TASK STATEMENT. Retype all of the lines below exactly, leaving the pictures out of your answer.

========

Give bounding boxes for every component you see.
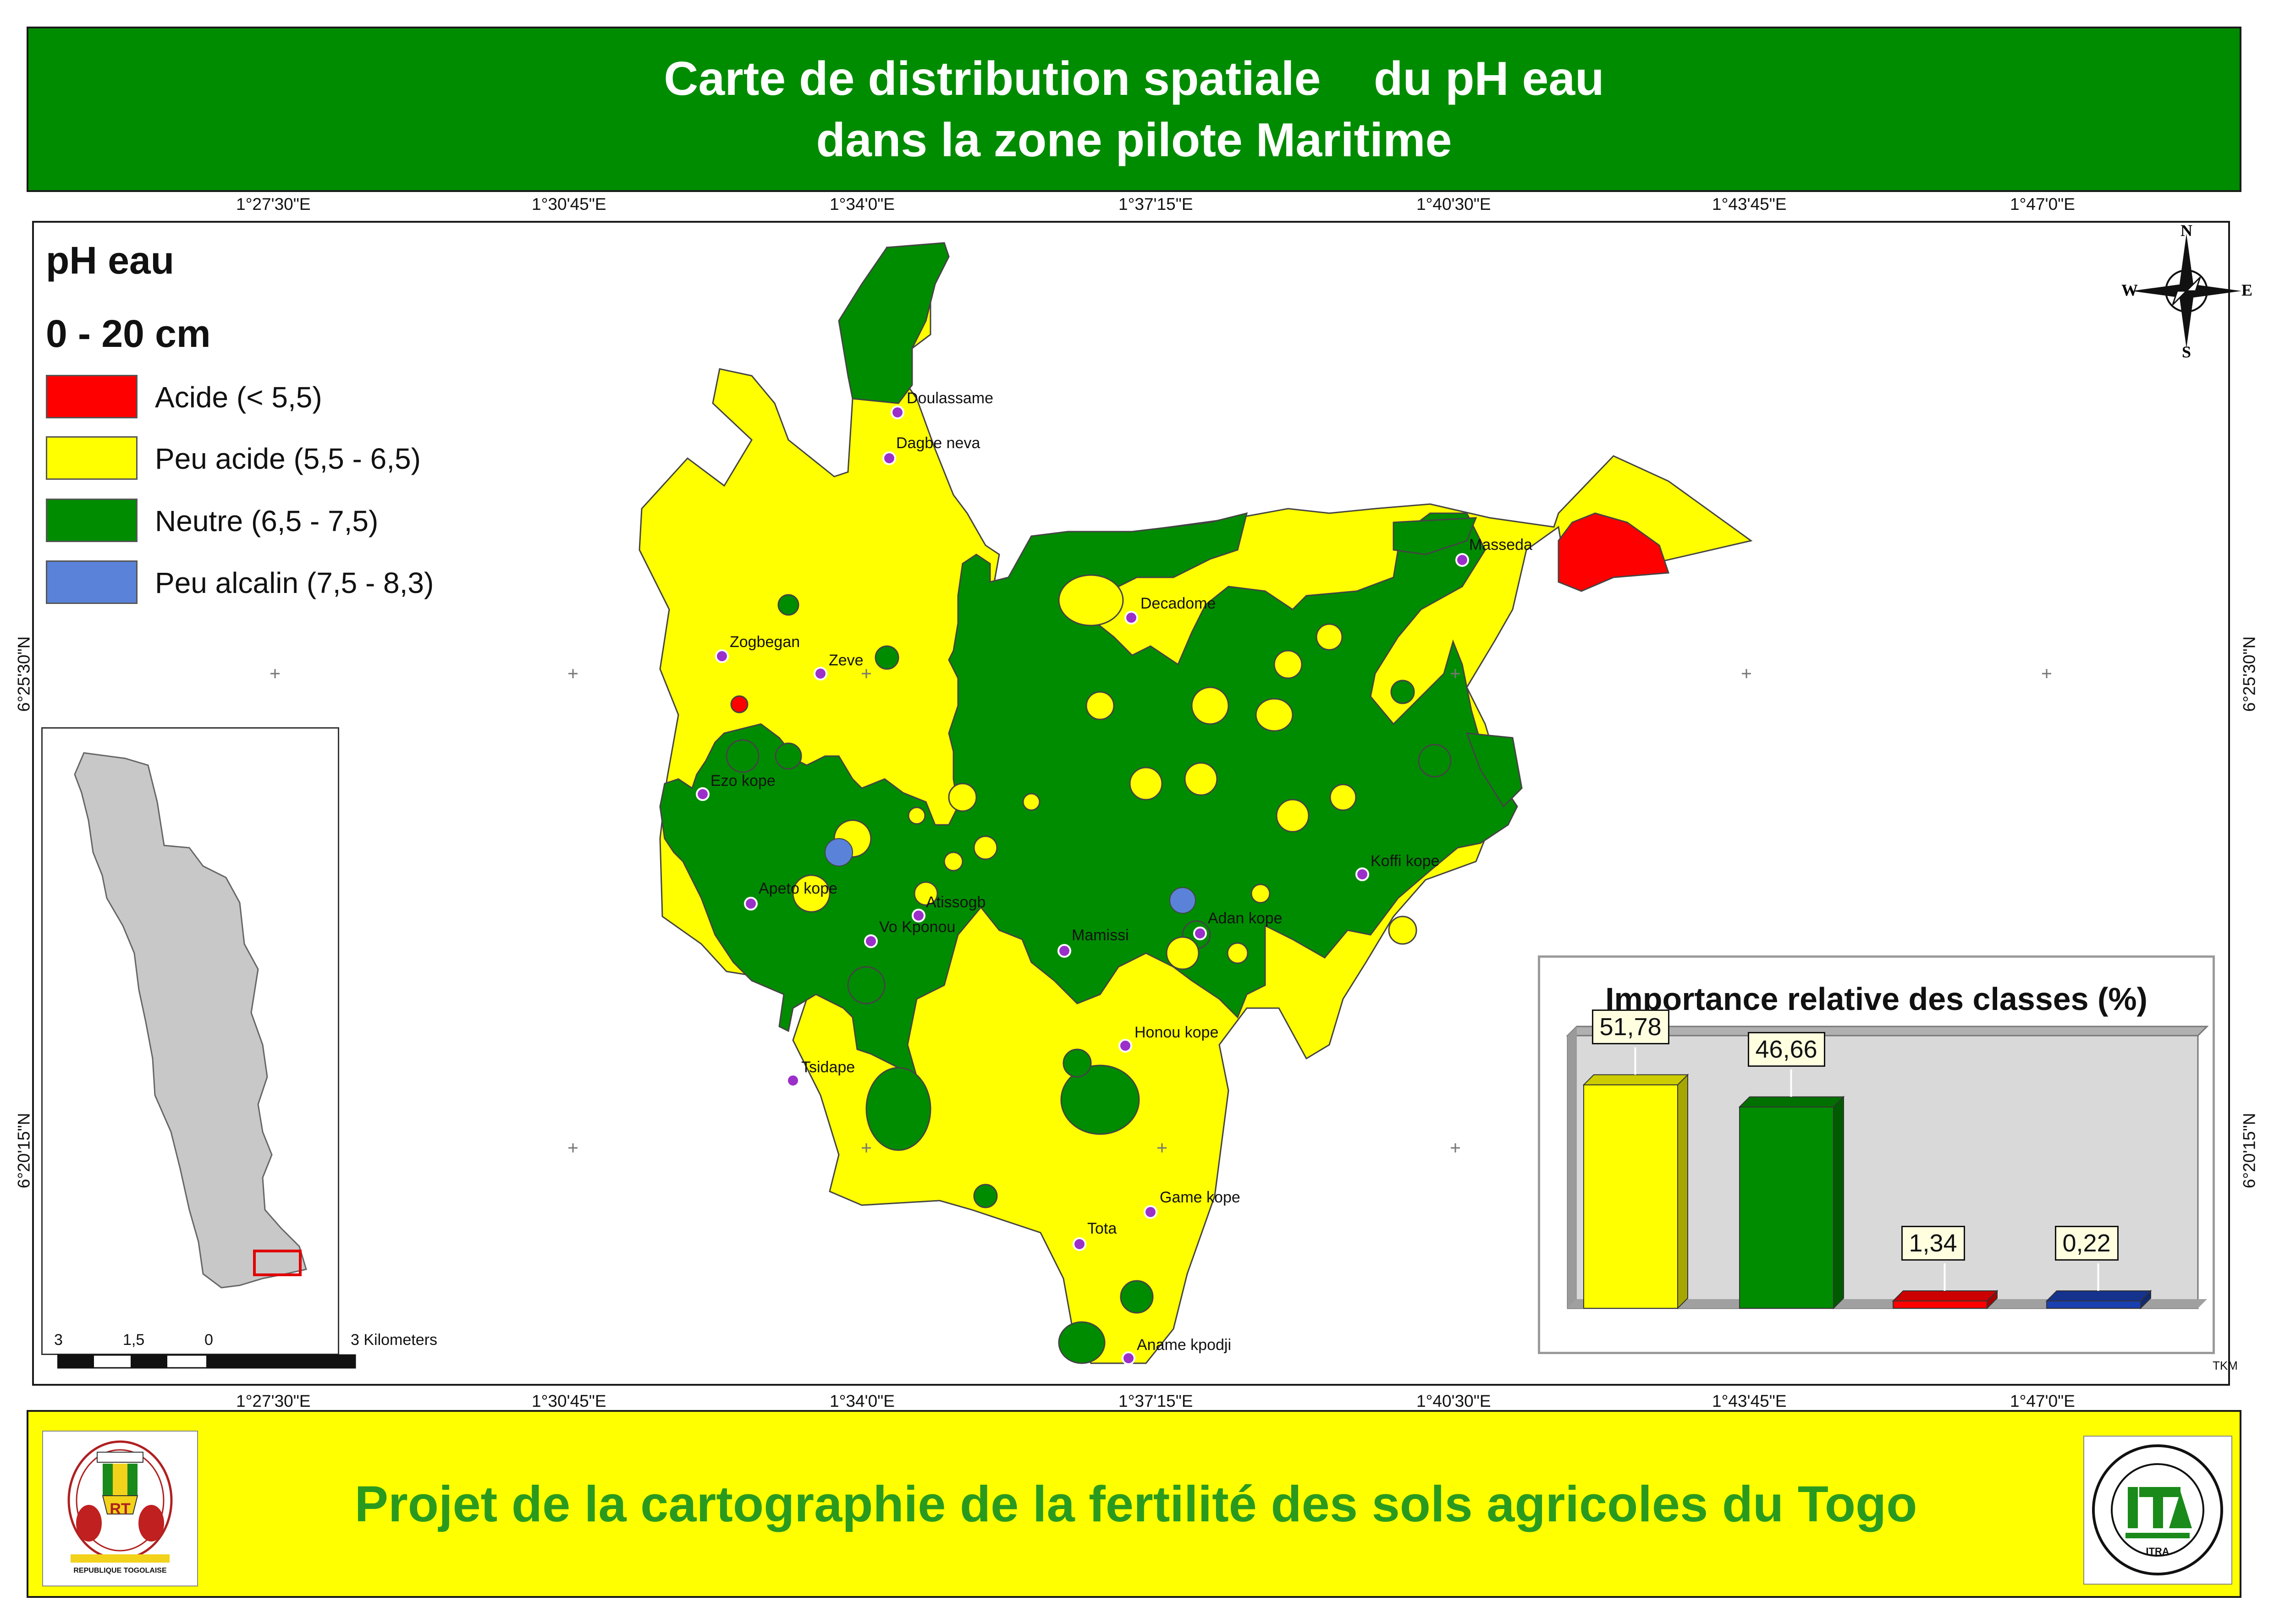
bar-acide — [1893, 1300, 1988, 1309]
bar-neutre — [1739, 1106, 1834, 1309]
place-masseda: Masseda — [1469, 536, 1532, 554]
scalebar-label-3-left: 3 — [54, 1331, 63, 1349]
logo-itra: ITRA — [2083, 1436, 2232, 1585]
coord-bottom-2: 1°30'45"E — [532, 1392, 606, 1410]
bar-value-label-acide: 1,34 — [1901, 1226, 1965, 1261]
scale-bar — [57, 1354, 356, 1369]
sample-points — [696, 406, 1469, 1365]
coord-bottom-3: 1°34'0"E — [830, 1392, 895, 1410]
graticule-crosses — [270, 669, 2051, 1152]
place-vo-kponou: Vo Kponou — [879, 918, 956, 936]
place-koffi-kope: Koffi kope — [1371, 852, 1440, 870]
chart-title: Importance relative des classes (%) — [1605, 981, 2147, 1017]
bar-top-neutre — [1738, 1096, 1845, 1108]
bar-top-peu-acide — [1582, 1074, 1689, 1086]
logo-caption-republique: REPUBLIQUE TOGOLAISE — [73, 1567, 167, 1575]
logo-republique-togolaise: RT REPUBLIQUE TOGOLAISE — [42, 1431, 198, 1586]
bar-value-label-peu-alcalin: 0,22 — [2054, 1226, 2119, 1261]
north-arrow-icon: N S E W — [2121, 225, 2252, 361]
place-tsidape: Tsidape — [801, 1059, 855, 1076]
coat-of-arms-icon: RT REPUBLIQUE TOGOLAISE — [67, 1440, 173, 1575]
place-game-kope: Game kope — [1160, 1189, 1240, 1206]
bar-peu-acide — [1583, 1084, 1678, 1309]
chart-plot — [1566, 1026, 2209, 1310]
legend-label-peu-alcalin: Peu alcalin (7,5 - 8,3) — [155, 566, 434, 599]
legend-swatch-acide — [46, 375, 138, 418]
coord-top-4: 1°37'15"E — [1118, 195, 1193, 214]
coord-bottom-1: 1°27'30"E — [236, 1392, 311, 1410]
class-zone-acide — [730, 512, 1670, 713]
place-atissogb: Atissogb — [926, 894, 986, 911]
place-honou-kope: Honou kope — [1134, 1024, 1219, 1041]
scalebar-label-kilometers: 3 Kilometers — [351, 1331, 437, 1349]
bar-value-label-neutre: 46,66 — [1747, 1031, 1825, 1067]
class-importance-chart: Importance relative des classes (%) 51,7… — [1538, 955, 2215, 1354]
coord-top-2: 1°30'45"E — [532, 195, 606, 214]
place-doulassame: Doulassame — [907, 390, 993, 407]
coord-left-1: 6°25'30"N — [14, 636, 33, 712]
compass-n: N — [2180, 225, 2192, 240]
bar-side-peu-acide — [1677, 1073, 1688, 1310]
legend-label-peu-acide: Peu acide (5,5 - 6,5) — [155, 442, 421, 475]
bar-value-label-peu-acide: 51,78 — [1591, 1010, 1669, 1045]
coord-top-6: 1°43'45"E — [1712, 195, 1787, 214]
place-zogbegan: Zogbegan — [730, 633, 800, 651]
coord-right-2: 6°20'15"N — [2240, 1113, 2259, 1189]
coord-top-5: 1°40'30"E — [1416, 195, 1491, 214]
legend-swatch-peu-acide — [46, 436, 138, 480]
coord-bottom-6: 1°43'45"E — [1712, 1392, 1787, 1410]
compass-e: E — [2241, 281, 2252, 299]
coord-top-7: 1°47'0"E — [2010, 195, 2075, 214]
place-decadome: Decadome — [1140, 595, 1216, 612]
legend-swatch-neutre — [46, 499, 138, 542]
bar-top-acide — [1892, 1290, 1999, 1301]
legend-label-neutre: Neutre (6,5 - 7,5) — [155, 505, 379, 538]
coord-top-1: 1°27'30"E — [236, 195, 311, 214]
place-adan-kope: Adan kope — [1208, 910, 1283, 927]
legend-label-acide: Acide (< 5,5) — [155, 381, 322, 414]
place-dagbe-neva: Dagbe neva — [896, 434, 980, 452]
map-title-bar: Carte de distribution spatiale du pH eau… — [27, 27, 2241, 192]
place-mamissi: Mamissi — [1072, 927, 1129, 944]
compass-w: W — [2121, 281, 2138, 299]
map-title-line-1: Carte de distribution spatiale du pH eau — [664, 52, 1604, 105]
class-zone-peu-alcalin — [825, 838, 1196, 914]
itra-seal-icon: ITRA — [2092, 1444, 2223, 1575]
place-zeve: Zeve — [829, 652, 864, 669]
coord-top-3: 1°34'0"E — [830, 195, 895, 214]
footer-bar: Projet de la cartographie de la fertilit… — [27, 1410, 2241, 1598]
legend-depth: 0 - 20 cm — [46, 312, 211, 355]
bar-top-peu-alcalin — [2045, 1290, 2152, 1301]
coord-right-1: 6°25'30"N — [2240, 636, 2259, 712]
scalebar-label-1-5: 1,5 — [123, 1331, 145, 1349]
place-ezo-kope: Ezo kope — [710, 772, 776, 790]
togo-outline — [74, 752, 307, 1289]
inset-locator-map — [41, 727, 339, 1355]
compass-s: S — [2182, 343, 2191, 361]
map-title-line-2: dans la zone pilote Maritime — [816, 113, 1452, 167]
coord-bottom-4: 1°37'15"E — [1118, 1392, 1193, 1410]
place-aname-kpodji: Aname kpodji — [1137, 1336, 1232, 1354]
bar-peu-alcalin — [2046, 1300, 2141, 1309]
coord-bottom-5: 1°40'30"E — [1416, 1392, 1491, 1410]
credit-text: TKM — [2213, 1359, 2238, 1372]
logo-monogram-itra: ITRA — [2146, 1546, 2169, 1557]
footer-project-title: Projet de la cartographie de la fertilit… — [354, 1476, 1917, 1532]
place-apeto-kope: Apeto kope — [759, 880, 838, 897]
legend-swatch-peu-alcalin — [46, 560, 138, 604]
logo-monogram-rt: RT — [110, 1500, 131, 1518]
bar-side-neutre — [1833, 1096, 1844, 1310]
class-zone-peu-acide-islands — [792, 574, 1417, 970]
legend-title: pH eau — [46, 239, 175, 282]
scalebar-label-0: 0 — [204, 1331, 213, 1349]
coord-left-2: 6°20'15"N — [14, 1113, 33, 1189]
coord-bottom-7: 1°47'0"E — [2010, 1392, 2075, 1410]
place-tota: Tota — [1087, 1220, 1117, 1237]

========

FULL RESPONSE.
Give bounding boxes for every component you see.
bar-acide — [1893, 1300, 1988, 1309]
bar-neutre — [1739, 1106, 1834, 1309]
place-masseda: Masseda — [1469, 536, 1532, 554]
scalebar-label-3-left: 3 — [54, 1331, 63, 1349]
logo-itra: ITRA — [2083, 1436, 2232, 1585]
coord-bottom-2: 1°30'45"E — [532, 1392, 606, 1410]
bar-value-label-acide: 1,34 — [1901, 1226, 1965, 1261]
scale-bar — [57, 1354, 356, 1369]
sample-points — [696, 406, 1469, 1365]
coord-bottom-3: 1°34'0"E — [830, 1392, 895, 1410]
graticule-crosses — [270, 669, 2051, 1152]
place-vo-kponou: Vo Kponou — [879, 918, 956, 936]
place-koffi-kope: Koffi kope — [1371, 852, 1440, 870]
chart-title: Importance relative des classes (%) — [1605, 981, 2147, 1017]
bar-top-neutre — [1738, 1096, 1845, 1108]
bar-top-peu-acide — [1582, 1074, 1689, 1086]
logo-caption-republique: REPUBLIQUE TOGOLAISE — [73, 1567, 167, 1575]
logo-republique-togolaise: RT REPUBLIQUE TOGOLAISE — [42, 1431, 198, 1586]
bar-value-label-peu-alcalin: 0,22 — [2054, 1226, 2119, 1261]
north-arrow-icon: N S E W — [2121, 225, 2252, 361]
place-tsidape: Tsidape — [801, 1059, 855, 1076]
coat-of-arms-icon: RT REPUBLIQUE TOGOLAISE — [67, 1440, 173, 1575]
place-game-kope: Game kope — [1160, 1189, 1240, 1206]
bar-peu-acide — [1583, 1084, 1678, 1309]
chart-plot — [1566, 1026, 2209, 1310]
legend-label-peu-alcalin: Peu alcalin (7,5 - 8,3) — [155, 566, 434, 599]
legend-swatch-acide — [46, 375, 138, 418]
coord-top-4: 1°37'15"E — [1118, 195, 1193, 214]
coord-bottom-1: 1°27'30"E — [236, 1392, 311, 1410]
class-zone-acide — [730, 512, 1670, 713]
place-atissogb: Atissogb — [926, 894, 986, 911]
place-honou-kope: Honou kope — [1134, 1024, 1219, 1041]
scalebar-label-kilometers: 3 Kilometers — [351, 1331, 437, 1349]
bar-value-label-neutre: 46,66 — [1747, 1031, 1825, 1067]
class-importance-chart: Importance relative des classes (%) 51,7… — [1538, 955, 2215, 1354]
coord-top-2: 1°30'45"E — [532, 195, 606, 214]
place-doulassame: Doulassame — [907, 390, 993, 407]
coord-left-1: 6°25'30"N — [14, 636, 33, 712]
compass-n: N — [2180, 225, 2192, 240]
bar-side-peu-acide — [1677, 1073, 1688, 1310]
legend-label-peu-acide: Peu acide (5,5 - 6,5) — [155, 442, 421, 475]
bar-value-label-peu-acide: 51,78 — [1591, 1010, 1669, 1045]
coord-top-6: 1°43'45"E — [1712, 195, 1787, 214]
place-zogbegan: Zogbegan — [730, 633, 800, 651]
coord-right-2: 6°20'15"N — [2240, 1113, 2259, 1189]
coord-top-5: 1°40'30"E — [1416, 195, 1491, 214]
legend-swatch-peu-acide — [46, 436, 138, 480]
coord-bottom-6: 1°43'45"E — [1712, 1392, 1787, 1410]
compass-e: E — [2241, 281, 2252, 299]
coord-top-7: 1°47'0"E — [2010, 195, 2075, 214]
place-decadome: Decadome — [1140, 595, 1216, 612]
legend-swatch-neutre — [46, 499, 138, 542]
bar-top-acide — [1892, 1290, 1999, 1301]
legend-label-neutre: Neutre (6,5 - 7,5) — [155, 505, 379, 538]
coord-top-1: 1°27'30"E — [236, 195, 311, 214]
place-adan-kope: Adan kope — [1208, 910, 1283, 927]
legend-label-acide: Acide (< 5,5) — [155, 381, 322, 414]
place-dagbe-neva: Dagbe neva — [896, 434, 980, 452]
map-title-bar: Carte de distribution spatiale du pH eau… — [27, 27, 2241, 192]
place-mamissi: Mamissi — [1072, 927, 1129, 944]
compass-w: W — [2121, 281, 2138, 299]
map-title-line-1: Carte de distribution spatiale du pH eau — [664, 52, 1604, 105]
class-zone-peu-alcalin — [825, 838, 1196, 914]
itra-seal-icon: ITRA — [2092, 1444, 2223, 1575]
place-zeve: Zeve — [829, 652, 864, 669]
coord-top-3: 1°34'0"E — [830, 195, 895, 214]
footer-bar: Projet de la cartographie de la fertilit… — [27, 1410, 2241, 1598]
legend-depth: 0 - 20 cm — [46, 312, 211, 355]
bar-top-peu-alcalin — [2045, 1290, 2152, 1301]
coord-right-1: 6°25'30"N — [2240, 636, 2259, 712]
scalebar-label-1-5: 1,5 — [123, 1331, 145, 1349]
place-ezo-kope: Ezo kope — [710, 772, 776, 790]
togo-outline — [74, 752, 307, 1289]
inset-locator-map — [41, 727, 339, 1355]
compass-s: S — [2182, 343, 2191, 361]
map-title-line-2: dans la zone pilote Maritime — [816, 113, 1452, 167]
coord-bottom-4: 1°37'15"E — [1118, 1392, 1193, 1410]
place-aname-kpodji: Aname kpodji — [1137, 1336, 1232, 1354]
bar-peu-alcalin — [2046, 1300, 2141, 1309]
coord-bottom-5: 1°40'30"E — [1416, 1392, 1491, 1410]
credit-text: TKM — [2213, 1359, 2238, 1372]
logo-monogram-itra: ITRA — [2146, 1546, 2169, 1557]
footer-project-title: Projet de la cartographie de la fertilit… — [354, 1476, 1917, 1532]
place-apeto-kope: Apeto kope — [759, 880, 838, 897]
legend-swatch-peu-alcalin — [46, 560, 138, 604]
logo-monogram-rt: RT — [110, 1500, 131, 1518]
bar-side-neutre — [1833, 1096, 1844, 1310]
class-zone-peu-acide-islands — [792, 574, 1417, 970]
legend-title: pH eau — [46, 239, 175, 282]
scalebar-label-0: 0 — [204, 1331, 213, 1349]
coord-left-2: 6°20'15"N — [14, 1113, 33, 1189]
coord-bottom-7: 1°47'0"E — [2010, 1392, 2075, 1410]
place-tota: Tota — [1087, 1220, 1117, 1237]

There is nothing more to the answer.